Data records
-- BEGIN --

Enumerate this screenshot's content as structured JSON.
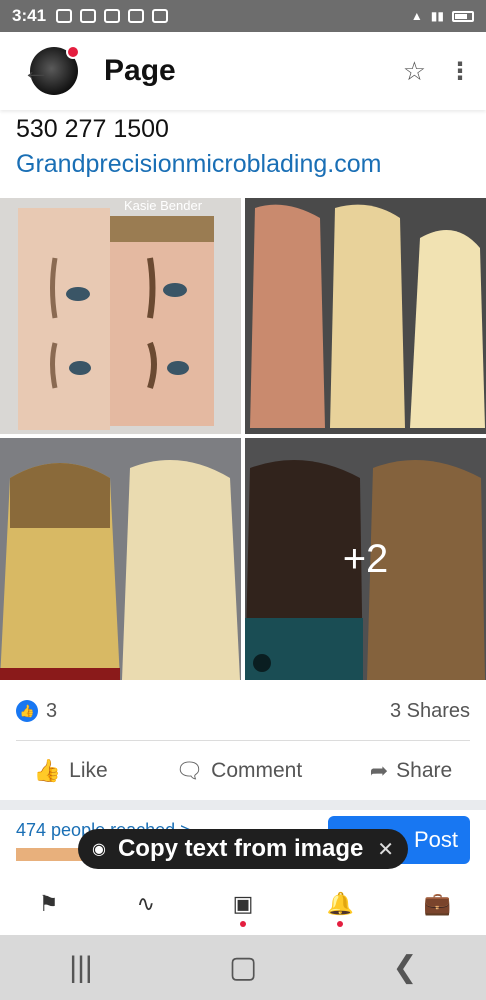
{
  "status_bar": {
    "time": "3:41"
  },
  "header": {
    "title": "Page"
  },
  "contact": {
    "phone": "530 277 1500",
    "website": "Grandprecisionmicroblading.com"
  },
  "photos": {
    "overlay_name": "Kasie Bender",
    "more_count": "+2"
  },
  "reactions": {
    "count": "3",
    "shares": "3 Shares"
  },
  "actions": {
    "like": "Like",
    "comment": "Comment",
    "share": "Share"
  },
  "reach": {
    "text": "474 people reached >",
    "bar_fraction": 0.2
  },
  "post_button": "Post",
  "toast": {
    "text": "Copy text from image"
  },
  "colors": {
    "accent": "#1877f2",
    "link": "#1a6fb5",
    "notification": "#e41e3f"
  }
}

-- END --

- **Exercise**
Copy the material above in full and exactly, skipping pictures.

- **Complete answer**
Enumerate this screenshot's content as structured JSON.
{
  "status_bar": {
    "time": "3:41"
  },
  "header": {
    "title": "Page"
  },
  "contact": {
    "phone": "530 277 1500",
    "website": "Grandprecisionmicroblading.com"
  },
  "photos": {
    "overlay_name": "Kasie Bender",
    "more_count": "+2"
  },
  "reactions": {
    "count": "3",
    "shares": "3 Shares"
  },
  "actions": {
    "like": "Like",
    "comment": "Comment",
    "share": "Share"
  },
  "reach": {
    "text": "474 people reached >",
    "bar_fraction": 0.2
  },
  "post_button": "Post",
  "toast": {
    "text": "Copy text from image"
  },
  "colors": {
    "accent": "#1877f2",
    "link": "#1a6fb5",
    "notification": "#e41e3f"
  }
}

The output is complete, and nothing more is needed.